'Soft power' is a popular term these days; Joseph S Nye coined this phrase as recently as 1990. While the operationalisation of this 'power' has many facets, a key feature common to all of them is the building of long-term relationships between countries, especially at the level of people and individuals. Receiving foreign students in one's country is one such powerful connector that continually delivers value. Objective research has shown that those that have studied abroad become advocates for strong ties with the country that educated them; even those that faced problems, carry well-round awareness of that foreign culture, and retain their positive experiences. Despite bouts of unthinking prejudice against Africans, for example, India's strength is its human connection with foreigners. I saw this in Kenya (1984-86) through the activities of a 'Kenya-India Friendship Association' that consisted primarily of returned foreign students, and counted cabinet ministers among its active members.
India's first education minister, the legendary nationalist Abul Kalam Azad, understood this well. When he created our Indian Council for Cultural Relations in 1951, in addition to entrusting to it two-way cultural relations with foreign countries, a special charge assigned to it was to look after foreign students in India. Today, it funds 'international student advisers' at 50 universities that have sizable concentrations of foreign students, and organises summer and winter camps, and study tours for them. ICCR's 2011-12 report (the latest on its website), mentions that it funds 2,404 scholarships for undergrad, graduate and doctoral study; HRD ministry and others, including MEA's Development Partnership Agency, and the department of culture, give many more scholarships, taking the full total to at least 5,000 or more. ICCR gives no figure for the full number of foreign students in India, nor identifies the principal sending countries. We are left with guesstimates for the numbers, and one figure that crops up frequently is a total of 27,000. This seems an under-count, because institutions such as Symbiosis International University with its 3,000 foreign students, and Amity, Manipal, VTI and other big private universities have several thousand each; the total, when all the public universities, management schools and the rest are also included, should be closer to 50,000. But even that is low in international comparison.
A report by the US-based Institute of International Education, widely cited recently in our media, gave foreign student figures in the major destination countries: the US, 819,000; the UK, 488,000; China, 328,000; France, 289,000; Germany, 265,000; Australia, 245,000; Canada, 214,000; and distantly in 8th position, Japan with 137,000. Beyond these figures are the huge amounts that countries earn from receiving foreign students: the US earns $24 billion in the fees and money spent by these students; Canada earns C$8 billion; in Australia, they contributed 0.97 per cent of the country's GDP. In 2001, the number of foreign students in China was 60,000, which has since been ramped up remarkably through deliberate policy actions; their announced goal is to receive 500,000 foreign students by 2020.
How should we see foreign students? "Education is a tradable commodity", said Portugal's education minister in 2012. "The basis of power is shifting to intangible assets", declared Peter Varghese, secretary of the Australian department of foreign affairs and trade, in a November 2013 speech. Another perspective: "We need to increase the capacities of our training institutions to attract foreigners from friendly countries especially our strategic neighbourhood", from Non-Alignment 2.0, 2013, by Sunil Khilnani, et al.

RAW RECORDS
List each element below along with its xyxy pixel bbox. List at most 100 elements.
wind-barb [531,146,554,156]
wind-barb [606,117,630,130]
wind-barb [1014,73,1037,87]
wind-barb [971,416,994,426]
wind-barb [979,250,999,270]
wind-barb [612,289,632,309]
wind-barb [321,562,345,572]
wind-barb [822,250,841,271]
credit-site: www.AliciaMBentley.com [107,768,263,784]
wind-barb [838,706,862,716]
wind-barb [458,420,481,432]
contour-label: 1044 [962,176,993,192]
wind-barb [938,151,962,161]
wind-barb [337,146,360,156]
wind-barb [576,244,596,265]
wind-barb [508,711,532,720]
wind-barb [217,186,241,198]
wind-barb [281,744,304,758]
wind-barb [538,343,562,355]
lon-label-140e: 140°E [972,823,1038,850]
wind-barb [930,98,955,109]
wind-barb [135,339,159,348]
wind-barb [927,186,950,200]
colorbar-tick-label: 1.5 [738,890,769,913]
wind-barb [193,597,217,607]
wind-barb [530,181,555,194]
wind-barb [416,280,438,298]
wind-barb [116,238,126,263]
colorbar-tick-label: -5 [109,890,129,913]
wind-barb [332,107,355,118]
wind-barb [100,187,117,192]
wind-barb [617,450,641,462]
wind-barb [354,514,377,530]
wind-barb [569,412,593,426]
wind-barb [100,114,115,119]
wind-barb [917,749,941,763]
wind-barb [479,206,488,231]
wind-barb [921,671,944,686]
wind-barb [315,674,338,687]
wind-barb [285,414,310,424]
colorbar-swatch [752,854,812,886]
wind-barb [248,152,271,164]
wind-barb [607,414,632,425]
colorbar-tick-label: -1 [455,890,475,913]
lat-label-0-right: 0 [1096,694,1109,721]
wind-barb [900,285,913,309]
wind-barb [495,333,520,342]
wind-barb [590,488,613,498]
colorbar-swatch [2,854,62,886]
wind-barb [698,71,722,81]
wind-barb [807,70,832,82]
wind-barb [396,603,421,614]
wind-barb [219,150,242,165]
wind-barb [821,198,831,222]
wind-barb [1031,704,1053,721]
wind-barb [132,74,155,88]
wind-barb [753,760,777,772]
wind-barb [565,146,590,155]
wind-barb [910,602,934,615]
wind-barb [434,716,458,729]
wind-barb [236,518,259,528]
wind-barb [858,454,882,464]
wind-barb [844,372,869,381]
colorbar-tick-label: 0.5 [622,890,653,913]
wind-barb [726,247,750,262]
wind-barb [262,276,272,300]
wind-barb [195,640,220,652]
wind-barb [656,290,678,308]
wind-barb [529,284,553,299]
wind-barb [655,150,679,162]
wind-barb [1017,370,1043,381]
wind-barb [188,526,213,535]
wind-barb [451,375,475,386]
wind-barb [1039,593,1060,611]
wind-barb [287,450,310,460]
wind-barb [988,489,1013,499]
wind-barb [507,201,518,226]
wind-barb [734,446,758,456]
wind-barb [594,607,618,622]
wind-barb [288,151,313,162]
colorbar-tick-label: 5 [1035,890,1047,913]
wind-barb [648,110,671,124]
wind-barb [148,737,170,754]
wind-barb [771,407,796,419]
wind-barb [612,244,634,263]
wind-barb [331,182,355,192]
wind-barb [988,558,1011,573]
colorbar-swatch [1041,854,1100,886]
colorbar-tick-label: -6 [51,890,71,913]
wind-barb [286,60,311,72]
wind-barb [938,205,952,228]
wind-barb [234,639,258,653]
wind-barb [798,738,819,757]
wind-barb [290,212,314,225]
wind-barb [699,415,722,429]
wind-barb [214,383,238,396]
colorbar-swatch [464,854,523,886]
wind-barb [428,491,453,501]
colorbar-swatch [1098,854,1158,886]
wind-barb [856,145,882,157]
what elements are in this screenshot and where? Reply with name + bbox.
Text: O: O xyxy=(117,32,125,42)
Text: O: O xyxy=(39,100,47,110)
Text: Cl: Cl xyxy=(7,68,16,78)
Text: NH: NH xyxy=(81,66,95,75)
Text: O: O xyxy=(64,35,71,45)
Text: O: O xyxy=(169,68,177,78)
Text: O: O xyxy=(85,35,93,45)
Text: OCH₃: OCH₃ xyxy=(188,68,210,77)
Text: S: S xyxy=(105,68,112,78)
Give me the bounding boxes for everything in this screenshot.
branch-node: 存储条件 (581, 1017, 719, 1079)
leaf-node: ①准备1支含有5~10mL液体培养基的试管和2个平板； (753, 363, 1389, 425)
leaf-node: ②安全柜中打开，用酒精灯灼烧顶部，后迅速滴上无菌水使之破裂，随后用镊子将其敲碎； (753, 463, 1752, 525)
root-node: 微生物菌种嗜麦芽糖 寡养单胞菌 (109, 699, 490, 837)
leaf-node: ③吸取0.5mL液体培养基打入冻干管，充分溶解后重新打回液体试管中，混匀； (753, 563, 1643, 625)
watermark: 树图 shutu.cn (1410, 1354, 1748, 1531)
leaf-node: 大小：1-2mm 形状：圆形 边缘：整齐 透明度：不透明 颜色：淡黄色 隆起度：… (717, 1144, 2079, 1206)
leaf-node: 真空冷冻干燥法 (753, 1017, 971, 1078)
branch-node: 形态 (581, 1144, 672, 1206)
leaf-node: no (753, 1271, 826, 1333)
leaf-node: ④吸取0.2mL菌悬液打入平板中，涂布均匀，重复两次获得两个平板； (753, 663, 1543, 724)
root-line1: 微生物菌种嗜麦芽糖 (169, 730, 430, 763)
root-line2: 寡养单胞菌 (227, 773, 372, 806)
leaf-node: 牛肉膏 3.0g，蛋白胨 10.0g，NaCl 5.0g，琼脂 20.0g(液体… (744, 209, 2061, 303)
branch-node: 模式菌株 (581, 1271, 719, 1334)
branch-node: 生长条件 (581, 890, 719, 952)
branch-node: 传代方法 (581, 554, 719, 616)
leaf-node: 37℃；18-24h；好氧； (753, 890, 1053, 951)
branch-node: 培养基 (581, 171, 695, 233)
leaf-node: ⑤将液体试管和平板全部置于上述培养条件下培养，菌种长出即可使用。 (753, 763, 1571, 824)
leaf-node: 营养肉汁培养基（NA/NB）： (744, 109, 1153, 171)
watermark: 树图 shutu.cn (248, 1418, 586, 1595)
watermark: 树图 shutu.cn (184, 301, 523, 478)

REQUIRED ACTIONS
1. Retype the rows exactly, starting with the first row and stopping after the row that contains "wind-barb [458,420,481,432]".
2. Can you continue the passage on foreign students and soft power from where it stops?

ANSWER LIST
1.
List each element below along with its xyxy pixel bbox. List at most 100 elements.
wind-barb [531,146,554,156]
wind-barb [606,117,630,130]
wind-barb [1014,73,1037,87]
wind-barb [971,416,994,426]
wind-barb [979,250,999,270]
wind-barb [612,289,632,309]
wind-barb [321,562,345,572]
wind-barb [822,250,841,271]
credit-site: www.AliciaMBentley.com [107,768,263,784]
wind-barb [838,706,862,716]
wind-barb [458,420,481,432]

2.
What should we do to attract more foreign students? We need first of all to shift from viewing them as a responsibility to an opportunity. This means candid recognition that scholarships are a sweetener, a fine gesture of solidarity with foreign countries, but the real driver will be the self-funded student who comes both because of the quality and the competitive cost of an Indian education. There is nothing ignoble about charging realistic fees for foreign students, without which our public universities have little incentive to provide the needed facilities for them. Once we see the larger self-interest in attracting more foreign students, other consequences will follow, including:
- First, recognition in our system that vibrant communities of foreign students add diversity and challenge to our education, including better realisation of the global context. Indirectly, this spurs our institutions into improving standards and, in turn, seeking a range of international cooperation in more active fashion.
- Second, understanding that offering better living conditions for foreign students, say, by putting up more 'international houses' at our campuses, is part of a process of facility upgradation, and that this becomes a platform for stronger student exchanges with foreign countries around the world. It is no secret that poor facilities are a real block today to enlarged two-way exchanges, especially at our public institutions.
- Third, we need to move ahead with workable formulas for collaboration with foreign universities. Many ideas on this, and proposed amendments to our laws that would permit international exchanges, have been withering on the vine for several years, almost as if our establishment is fearful of such collaboration. Is it not strange that as an open democracy we appear to apprehend foreign education cooperation, when an authoritarian China sees little danger for itself and has scores of foreign campuses on its soil, of course operating on its terms? Is it beyond us to work out arrangements with international partners that protect essential Indian interests?
- Four, our best institutions would get wings to go overseas. This is one area where we have unique strength, much ahead of anything in other non-Western countries, including China. But we seem to tie the hands of our best IITs and IIMs from establishing campuses in foreign countries. What is the logic? Do we not trust their faculty to do this in a way that will not weaken their institutions and dilute their own equity?
- Finally, the best private institutions, including universities and schools, have established campuses and collaborations abroad - and in this we are ahead of the Chinese. We ought to help and facilitate them; they are builders of valuable links in foreign countries, who also add to an Indian power of attraction.
This is a classic inter-ministry issue, which lies blocked because of policy paralysis. The commerce department has pushed hard for action, while the foreign and the finance ministry seem to have been quiescent. At different times the HRD ministry has seemed ready with legislation, but nothing has come of this. This is one more issue that awaits government decisiveness.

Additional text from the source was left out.